Task data =>
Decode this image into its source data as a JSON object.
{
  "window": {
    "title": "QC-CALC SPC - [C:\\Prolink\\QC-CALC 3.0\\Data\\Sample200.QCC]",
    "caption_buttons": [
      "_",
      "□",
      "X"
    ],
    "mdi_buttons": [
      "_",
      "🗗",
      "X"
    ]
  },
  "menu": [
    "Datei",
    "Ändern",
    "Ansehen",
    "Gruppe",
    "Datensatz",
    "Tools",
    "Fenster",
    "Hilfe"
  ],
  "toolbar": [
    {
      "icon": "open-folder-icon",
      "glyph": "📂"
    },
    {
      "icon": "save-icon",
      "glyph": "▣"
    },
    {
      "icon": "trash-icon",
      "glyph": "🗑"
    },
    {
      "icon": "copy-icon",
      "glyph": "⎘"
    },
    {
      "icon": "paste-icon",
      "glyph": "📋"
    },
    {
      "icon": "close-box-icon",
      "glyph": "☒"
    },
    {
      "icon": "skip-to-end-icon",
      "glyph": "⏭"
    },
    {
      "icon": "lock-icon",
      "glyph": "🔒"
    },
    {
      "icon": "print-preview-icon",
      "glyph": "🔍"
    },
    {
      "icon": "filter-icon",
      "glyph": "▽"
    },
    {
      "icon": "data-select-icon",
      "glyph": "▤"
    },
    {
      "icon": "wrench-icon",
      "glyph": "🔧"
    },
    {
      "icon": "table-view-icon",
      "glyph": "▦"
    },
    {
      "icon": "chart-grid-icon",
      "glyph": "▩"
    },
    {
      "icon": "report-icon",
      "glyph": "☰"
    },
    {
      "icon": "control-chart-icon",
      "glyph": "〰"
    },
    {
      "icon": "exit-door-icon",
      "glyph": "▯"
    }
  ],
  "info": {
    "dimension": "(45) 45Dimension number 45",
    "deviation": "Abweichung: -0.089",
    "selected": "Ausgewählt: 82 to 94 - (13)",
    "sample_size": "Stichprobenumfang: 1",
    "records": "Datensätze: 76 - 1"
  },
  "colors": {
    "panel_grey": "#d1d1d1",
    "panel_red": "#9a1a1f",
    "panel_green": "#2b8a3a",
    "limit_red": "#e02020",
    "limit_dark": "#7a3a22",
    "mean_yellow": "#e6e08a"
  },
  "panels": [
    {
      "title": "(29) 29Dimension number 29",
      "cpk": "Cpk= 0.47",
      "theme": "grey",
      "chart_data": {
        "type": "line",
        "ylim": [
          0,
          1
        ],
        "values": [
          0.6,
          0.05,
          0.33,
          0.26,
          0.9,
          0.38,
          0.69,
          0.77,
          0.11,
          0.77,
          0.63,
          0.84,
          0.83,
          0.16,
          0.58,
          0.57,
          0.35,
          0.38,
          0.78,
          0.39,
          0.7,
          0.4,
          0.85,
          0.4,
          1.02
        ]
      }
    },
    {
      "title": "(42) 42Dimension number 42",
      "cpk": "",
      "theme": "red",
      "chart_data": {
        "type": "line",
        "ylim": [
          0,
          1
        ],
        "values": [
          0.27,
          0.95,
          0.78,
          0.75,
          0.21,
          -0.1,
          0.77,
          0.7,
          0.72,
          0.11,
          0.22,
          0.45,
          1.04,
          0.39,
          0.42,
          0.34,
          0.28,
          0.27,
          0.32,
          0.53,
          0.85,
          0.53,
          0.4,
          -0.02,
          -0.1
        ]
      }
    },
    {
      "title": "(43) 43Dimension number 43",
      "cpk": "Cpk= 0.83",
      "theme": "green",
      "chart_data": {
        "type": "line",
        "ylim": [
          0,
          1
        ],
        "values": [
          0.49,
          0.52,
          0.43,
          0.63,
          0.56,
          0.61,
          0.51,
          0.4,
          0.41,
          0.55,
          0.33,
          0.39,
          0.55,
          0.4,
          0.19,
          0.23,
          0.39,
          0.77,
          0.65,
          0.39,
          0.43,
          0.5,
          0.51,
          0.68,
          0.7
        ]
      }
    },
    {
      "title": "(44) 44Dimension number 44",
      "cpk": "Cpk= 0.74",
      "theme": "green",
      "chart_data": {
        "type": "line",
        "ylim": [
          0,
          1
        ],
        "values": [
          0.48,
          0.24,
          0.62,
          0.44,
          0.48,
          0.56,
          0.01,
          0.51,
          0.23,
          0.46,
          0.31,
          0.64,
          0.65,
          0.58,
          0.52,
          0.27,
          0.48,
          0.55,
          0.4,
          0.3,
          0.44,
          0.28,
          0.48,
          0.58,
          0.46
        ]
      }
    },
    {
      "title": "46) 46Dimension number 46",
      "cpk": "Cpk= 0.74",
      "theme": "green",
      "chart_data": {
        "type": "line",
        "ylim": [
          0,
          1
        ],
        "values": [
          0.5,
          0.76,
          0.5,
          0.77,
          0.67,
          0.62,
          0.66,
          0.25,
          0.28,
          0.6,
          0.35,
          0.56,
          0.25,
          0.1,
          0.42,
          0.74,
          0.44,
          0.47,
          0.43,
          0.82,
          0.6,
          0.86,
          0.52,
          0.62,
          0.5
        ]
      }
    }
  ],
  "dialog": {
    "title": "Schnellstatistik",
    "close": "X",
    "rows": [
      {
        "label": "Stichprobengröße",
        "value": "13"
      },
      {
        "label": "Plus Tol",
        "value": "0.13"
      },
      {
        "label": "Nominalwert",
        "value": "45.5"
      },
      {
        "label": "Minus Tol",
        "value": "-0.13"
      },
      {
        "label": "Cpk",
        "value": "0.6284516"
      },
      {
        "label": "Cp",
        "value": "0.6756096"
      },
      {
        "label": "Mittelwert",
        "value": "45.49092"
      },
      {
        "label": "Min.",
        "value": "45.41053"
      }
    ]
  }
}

Instructions to follow =>
All of the entries must be written out exactly as they stand.

Full output =>
Decode this image into its source data as a JSON object.
{
  "window": {
    "title": "QC-CALC SPC - [C:\\Prolink\\QC-CALC 3.0\\Data\\Sample200.QCC]",
    "caption_buttons": [
      "_",
      "□",
      "X"
    ],
    "mdi_buttons": [
      "_",
      "🗗",
      "X"
    ]
  },
  "menu": [
    "Datei",
    "Ändern",
    "Ansehen",
    "Gruppe",
    "Datensatz",
    "Tools",
    "Fenster",
    "Hilfe"
  ],
  "toolbar": [
    {
      "icon": "open-folder-icon",
      "glyph": "📂"
    },
    {
      "icon": "save-icon",
      "glyph": "▣"
    },
    {
      "icon": "trash-icon",
      "glyph": "🗑"
    },
    {
      "icon": "copy-icon",
      "glyph": "⎘"
    },
    {
      "icon": "paste-icon",
      "glyph": "📋"
    },
    {
      "icon": "close-box-icon",
      "glyph": "☒"
    },
    {
      "icon": "skip-to-end-icon",
      "glyph": "⏭"
    },
    {
      "icon": "lock-icon",
      "glyph": "🔒"
    },
    {
      "icon": "print-preview-icon",
      "glyph": "🔍"
    },
    {
      "icon": "filter-icon",
      "glyph": "▽"
    },
    {
      "icon": "data-select-icon",
      "glyph": "▤"
    },
    {
      "icon": "wrench-icon",
      "glyph": "🔧"
    },
    {
      "icon": "table-view-icon",
      "glyph": "▦"
    },
    {
      "icon": "chart-grid-icon",
      "glyph": "▩"
    },
    {
      "icon": "report-icon",
      "glyph": "☰"
    },
    {
      "icon": "control-chart-icon",
      "glyph": "〰"
    },
    {
      "icon": "exit-door-icon",
      "glyph": "▯"
    }
  ],
  "info": {
    "dimension": "(45) 45Dimension number 45",
    "deviation": "Abweichung: -0.089",
    "selected": "Ausgewählt: 82 to 94 - (13)",
    "sample_size": "Stichprobenumfang: 1",
    "records": "Datensätze: 76 - 1"
  },
  "colors": {
    "panel_grey": "#d1d1d1",
    "panel_red": "#9a1a1f",
    "panel_green": "#2b8a3a",
    "limit_red": "#e02020",
    "limit_dark": "#7a3a22",
    "mean_yellow": "#e6e08a"
  },
  "panels": [
    {
      "title": "(29) 29Dimension number 29",
      "cpk": "Cpk= 0.47",
      "theme": "grey",
      "chart_data": {
        "type": "line",
        "ylim": [
          0,
          1
        ],
        "values": [
          0.6,
          0.05,
          0.33,
          0.26,
          0.9,
          0.38,
          0.69,
          0.77,
          0.11,
          0.77,
          0.63,
          0.84,
          0.83,
          0.16,
          0.58,
          0.57,
          0.35,
          0.38,
          0.78,
          0.39,
          0.7,
          0.4,
          0.85,
          0.4,
          1.02
        ]
      }
    },
    {
      "title": "(42) 42Dimension number 42",
      "cpk": "",
      "theme": "red",
      "chart_data": {
        "type": "line",
        "ylim": [
          0,
          1
        ],
        "values": [
          0.27,
          0.95,
          0.78,
          0.75,
          0.21,
          -0.1,
          0.77,
          0.7,
          0.72,
          0.11,
          0.22,
          0.45,
          1.04,
          0.39,
          0.42,
          0.34,
          0.28,
          0.27,
          0.32,
          0.53,
          0.85,
          0.53,
          0.4,
          -0.02,
          -0.1
        ]
      }
    },
    {
      "title": "(43) 43Dimension number 43",
      "cpk": "Cpk= 0.83",
      "theme": "green",
      "chart_data": {
        "type": "line",
        "ylim": [
          0,
          1
        ],
        "values": [
          0.49,
          0.52,
          0.43,
          0.63,
          0.56,
          0.61,
          0.51,
          0.4,
          0.41,
          0.55,
          0.33,
          0.39,
          0.55,
          0.4,
          0.19,
          0.23,
          0.39,
          0.77,
          0.65,
          0.39,
          0.43,
          0.5,
          0.51,
          0.68,
          0.7
        ]
      }
    },
    {
      "title": "(44) 44Dimension number 44",
      "cpk": "Cpk= 0.74",
      "theme": "green",
      "chart_data": {
        "type": "line",
        "ylim": [
          0,
          1
        ],
        "values": [
          0.48,
          0.24,
          0.62,
          0.44,
          0.48,
          0.56,
          0.01,
          0.51,
          0.23,
          0.46,
          0.31,
          0.64,
          0.65,
          0.58,
          0.52,
          0.27,
          0.48,
          0.55,
          0.4,
          0.3,
          0.44,
          0.28,
          0.48,
          0.58,
          0.46
        ]
      }
    },
    {
      "title": "46) 46Dimension number 46",
      "cpk": "Cpk= 0.74",
      "theme": "green",
      "chart_data": {
        "type": "line",
        "ylim": [
          0,
          1
        ],
        "values": [
          0.5,
          0.76,
          0.5,
          0.77,
          0.67,
          0.62,
          0.66,
          0.25,
          0.28,
          0.6,
          0.35,
          0.56,
          0.25,
          0.1,
          0.42,
          0.74,
          0.44,
          0.47,
          0.43,
          0.82,
          0.6,
          0.86,
          0.52,
          0.62,
          0.5
        ]
      }
    }
  ],
  "dialog": {
    "title": "Schnellstatistik",
    "close": "X",
    "rows": [
      {
        "label": "Stichprobengröße",
        "value": "13"
      },
      {
        "label": "Plus Tol",
        "value": "0.13"
      },
      {
        "label": "Nominalwert",
        "value": "45.5"
      },
      {
        "label": "Minus Tol",
        "value": "-0.13"
      },
      {
        "label": "Cpk",
        "value": "0.6284516"
      },
      {
        "label": "Cp",
        "value": "0.6756096"
      },
      {
        "label": "Mittelwert",
        "value": "45.49092"
      },
      {
        "label": "Min.",
        "value": "45.41053"
      }
    ]
  }
}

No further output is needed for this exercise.